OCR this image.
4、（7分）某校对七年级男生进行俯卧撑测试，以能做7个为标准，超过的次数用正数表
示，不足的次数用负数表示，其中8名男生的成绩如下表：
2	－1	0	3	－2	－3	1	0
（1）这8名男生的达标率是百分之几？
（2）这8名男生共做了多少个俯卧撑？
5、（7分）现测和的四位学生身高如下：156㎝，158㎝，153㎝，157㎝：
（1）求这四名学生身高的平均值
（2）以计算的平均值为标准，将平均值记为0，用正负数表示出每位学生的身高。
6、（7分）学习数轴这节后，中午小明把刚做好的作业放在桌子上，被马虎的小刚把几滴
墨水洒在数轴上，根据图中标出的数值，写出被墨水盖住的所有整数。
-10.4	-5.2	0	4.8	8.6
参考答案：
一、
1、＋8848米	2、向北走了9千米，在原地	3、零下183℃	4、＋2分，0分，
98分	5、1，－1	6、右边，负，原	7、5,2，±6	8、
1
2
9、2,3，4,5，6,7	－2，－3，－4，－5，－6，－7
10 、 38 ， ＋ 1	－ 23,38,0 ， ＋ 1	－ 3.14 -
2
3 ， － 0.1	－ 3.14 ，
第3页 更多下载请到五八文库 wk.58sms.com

What is being asked
Restate the whole of the material exactly.

Final result
OCR this image.
4、（7分）某校对七年级男生进行俯卧撑测试，以能做7个为标准，超过的次数用正数表
示，不足的次数用负数表示，其中8名男生的成绩如下表：
2	－1	0	3	－2	－3	1	0
（1）这8名男生的达标率是百分之几？
（2）这8名男生共做了多少个俯卧撑？
5、（7分）现测和的四位学生身高如下：156㎝，158㎝，153㎝，157㎝：
（1）求这四名学生身高的平均值
（2）以计算的平均值为标准，将平均值记为0，用正负数表示出每位学生的身高。
6、（7分）学习数轴这节后，中午小明把刚做好的作业放在桌子上，被马虎的小刚把几滴
墨水洒在数轴上，根据图中标出的数值，写出被墨水盖住的所有整数。
-10.4	-5.2	0	4.8	8.6
参考答案：
一、
1、＋8848米	2、向北走了9千米，在原地	3、零下183℃	4、＋2分，0分，
98分	5、1，－1	6、右边，负，原	7、5,2，±6	8、
1
2
9、2,3，4,5，6,7	－2，－3，－4，－5，－6，－7
10 、 38 ， ＋ 1	－ 23,38,0 ， ＋ 1	－ 3.14 -
2
3 ， － 0.1	－ 3.14 ，
第3页 更多下载请到五八文库 wk.58sms.com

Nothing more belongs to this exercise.